Look through the lines below and extract each one that contains "最后一公里".

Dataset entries
- - -

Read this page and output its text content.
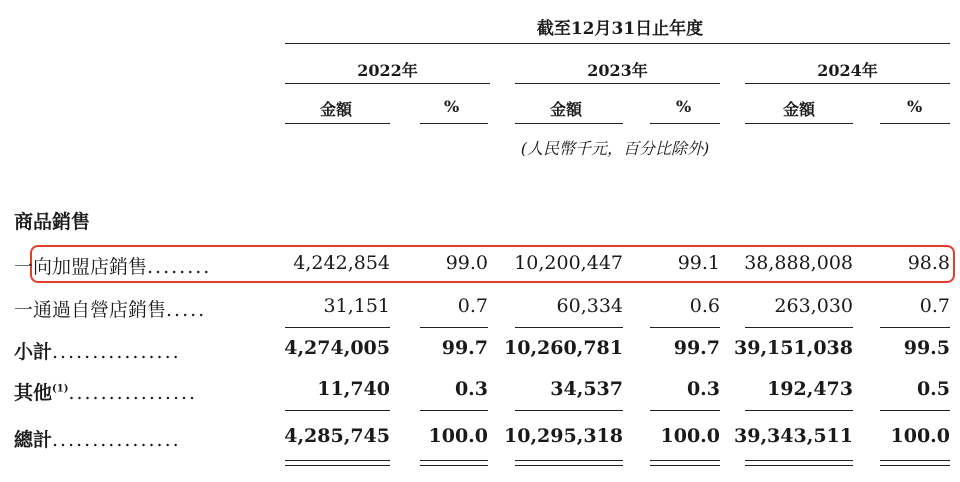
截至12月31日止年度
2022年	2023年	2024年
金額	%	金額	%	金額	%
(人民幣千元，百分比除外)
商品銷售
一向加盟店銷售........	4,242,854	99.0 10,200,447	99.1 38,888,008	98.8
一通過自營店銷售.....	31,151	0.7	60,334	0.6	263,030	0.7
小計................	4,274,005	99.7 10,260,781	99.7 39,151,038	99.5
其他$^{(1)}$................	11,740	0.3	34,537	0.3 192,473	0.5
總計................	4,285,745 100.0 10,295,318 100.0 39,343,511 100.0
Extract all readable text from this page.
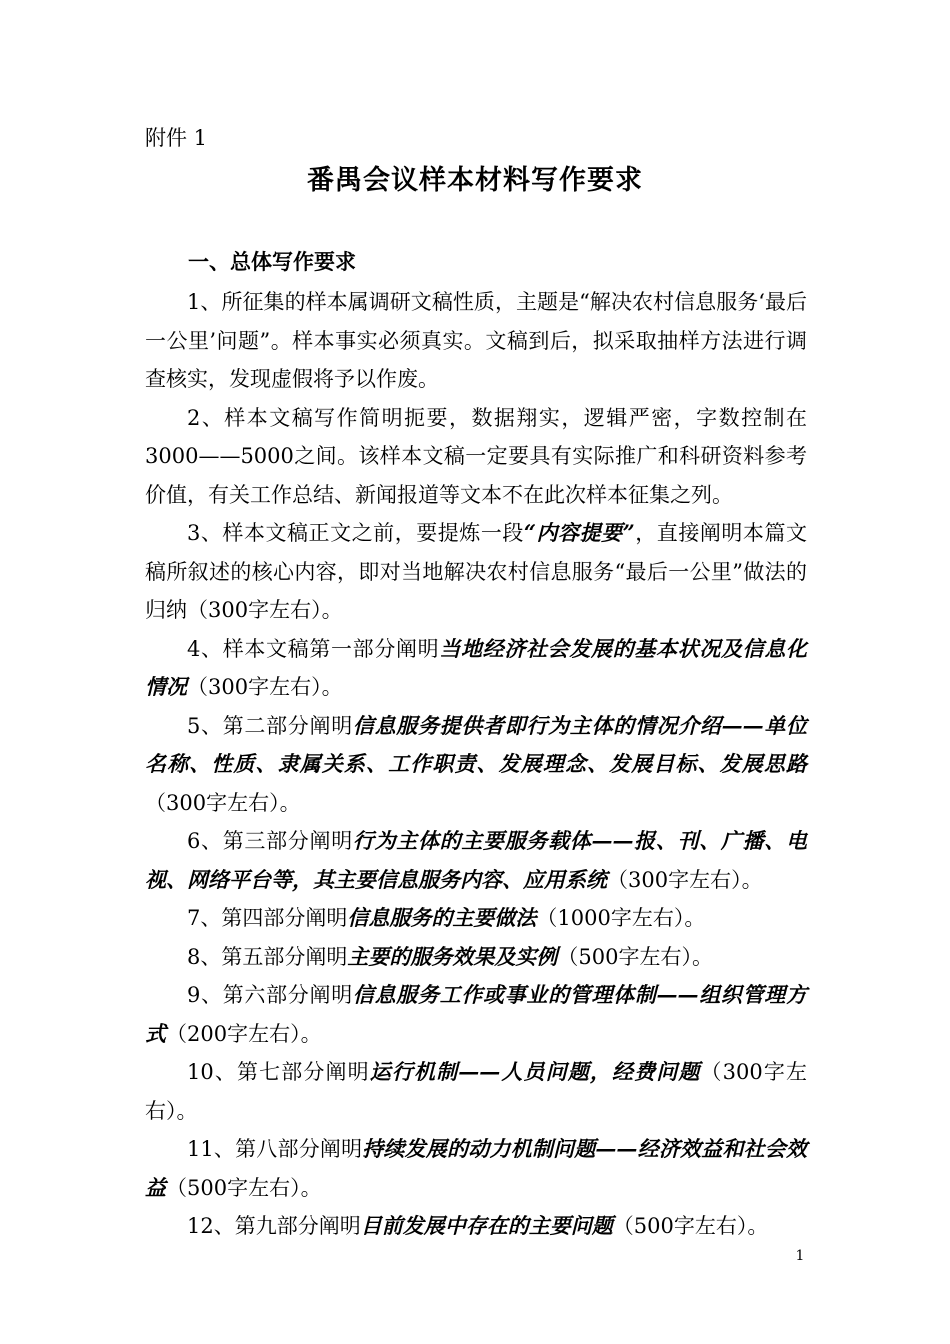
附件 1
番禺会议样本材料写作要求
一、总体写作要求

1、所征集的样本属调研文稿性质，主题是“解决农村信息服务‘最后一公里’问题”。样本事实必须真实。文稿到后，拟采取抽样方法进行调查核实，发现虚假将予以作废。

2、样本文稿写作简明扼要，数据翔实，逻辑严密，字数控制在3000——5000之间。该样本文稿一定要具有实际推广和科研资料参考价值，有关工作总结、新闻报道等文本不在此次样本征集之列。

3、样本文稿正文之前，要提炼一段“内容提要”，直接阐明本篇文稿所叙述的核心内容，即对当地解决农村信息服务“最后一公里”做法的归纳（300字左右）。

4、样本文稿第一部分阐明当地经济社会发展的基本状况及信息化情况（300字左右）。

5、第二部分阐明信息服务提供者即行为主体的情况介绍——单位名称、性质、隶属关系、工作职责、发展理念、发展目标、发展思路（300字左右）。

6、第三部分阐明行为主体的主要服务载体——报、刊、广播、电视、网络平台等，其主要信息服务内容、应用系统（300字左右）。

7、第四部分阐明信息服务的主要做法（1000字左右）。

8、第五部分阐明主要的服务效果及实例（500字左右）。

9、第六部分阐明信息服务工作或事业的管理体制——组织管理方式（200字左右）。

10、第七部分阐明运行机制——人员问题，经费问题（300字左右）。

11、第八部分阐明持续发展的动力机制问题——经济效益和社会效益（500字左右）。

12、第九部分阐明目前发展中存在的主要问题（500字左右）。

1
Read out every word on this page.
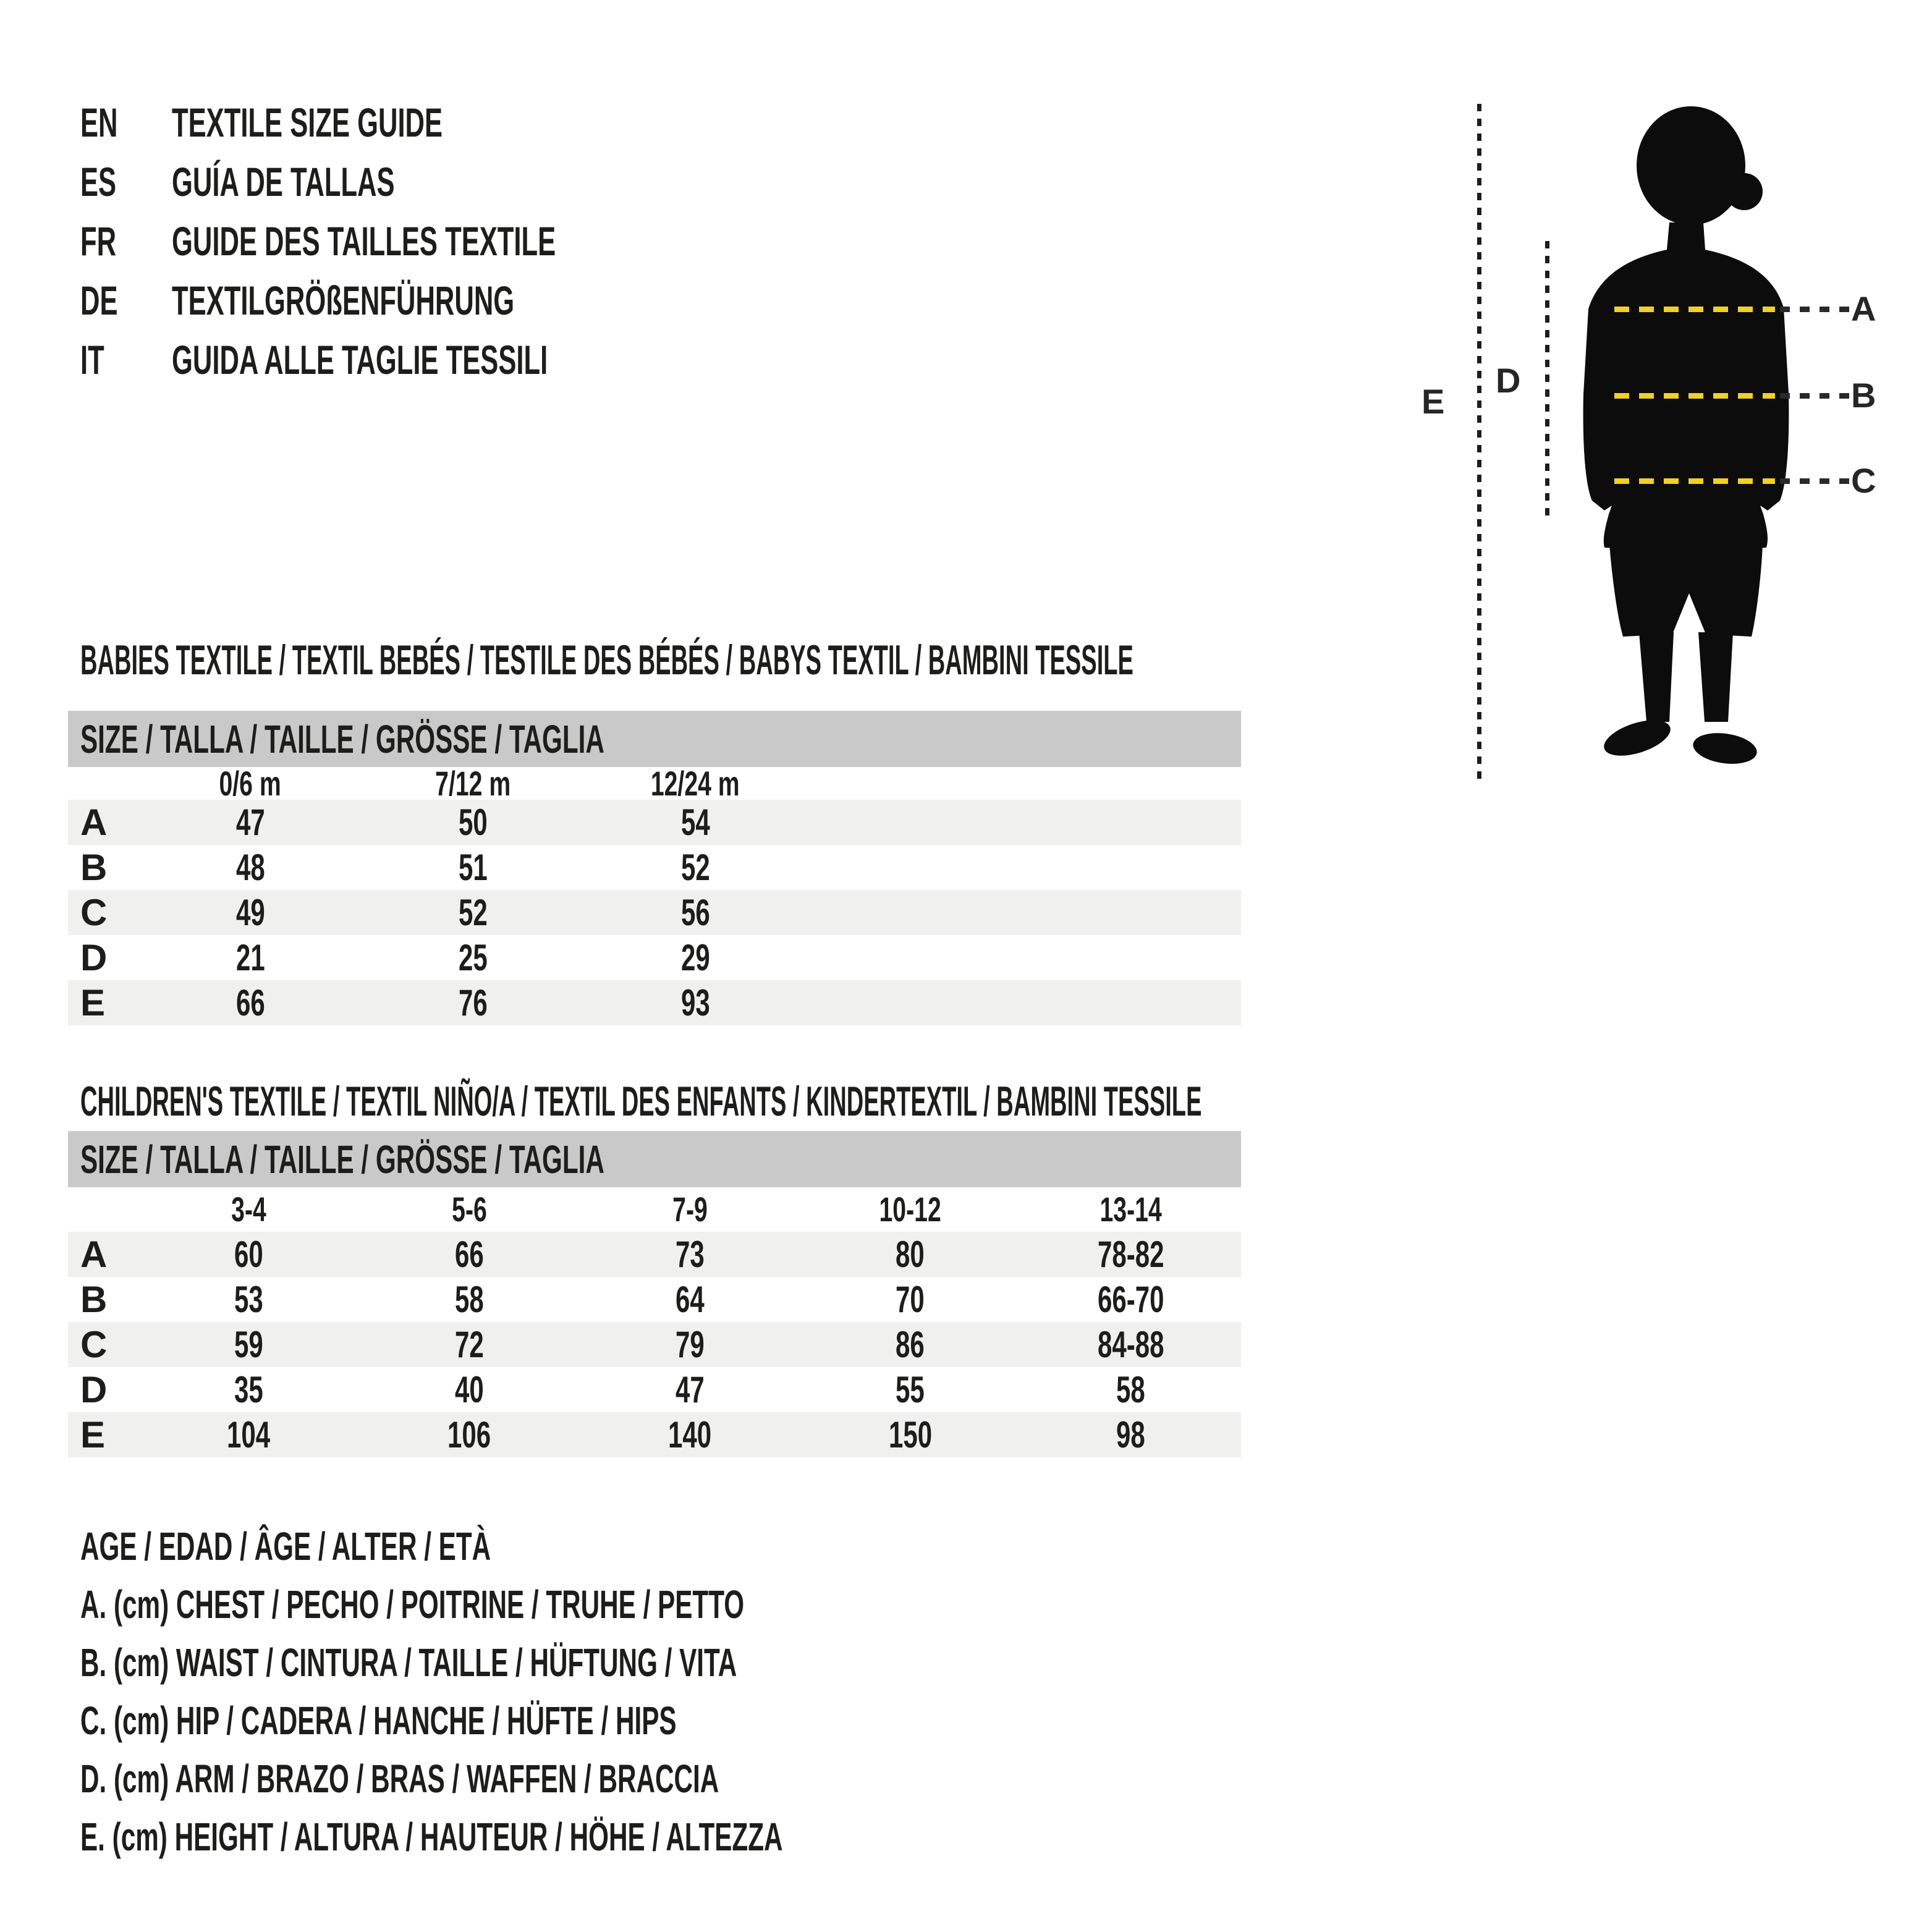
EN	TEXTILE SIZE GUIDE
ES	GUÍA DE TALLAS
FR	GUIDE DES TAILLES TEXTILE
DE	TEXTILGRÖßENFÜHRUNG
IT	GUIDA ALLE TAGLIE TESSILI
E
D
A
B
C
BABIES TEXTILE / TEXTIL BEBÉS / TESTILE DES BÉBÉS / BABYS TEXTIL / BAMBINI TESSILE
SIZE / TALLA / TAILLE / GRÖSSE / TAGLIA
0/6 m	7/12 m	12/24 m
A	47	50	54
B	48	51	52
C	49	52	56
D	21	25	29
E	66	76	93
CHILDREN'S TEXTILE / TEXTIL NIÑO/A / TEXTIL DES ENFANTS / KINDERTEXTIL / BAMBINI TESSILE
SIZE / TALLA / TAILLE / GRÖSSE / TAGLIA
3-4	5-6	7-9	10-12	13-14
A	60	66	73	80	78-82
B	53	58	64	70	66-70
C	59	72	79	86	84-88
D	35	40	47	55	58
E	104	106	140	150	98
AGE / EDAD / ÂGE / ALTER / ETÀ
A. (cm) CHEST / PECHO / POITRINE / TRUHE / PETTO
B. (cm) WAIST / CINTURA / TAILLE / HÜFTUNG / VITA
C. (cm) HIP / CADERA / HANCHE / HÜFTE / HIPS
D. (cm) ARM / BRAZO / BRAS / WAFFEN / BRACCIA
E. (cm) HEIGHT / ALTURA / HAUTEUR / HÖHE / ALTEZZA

- - -

__THE OUTPUT__:
1、所征集的样本属调研文稿性质，主题是“解决农村信息服务‘最后一公里’问题”。样本事实必须真实。文稿到后，拟采取抽样方法进行调查核实，发现虚假将予以作废。
3、样本文稿正文之前，要提炼一段“内容提要”，直接阐明本篇文稿所叙述的核心内容，即对当地解决农村信息服务“最后一公里”做法的归纳（300字左右）。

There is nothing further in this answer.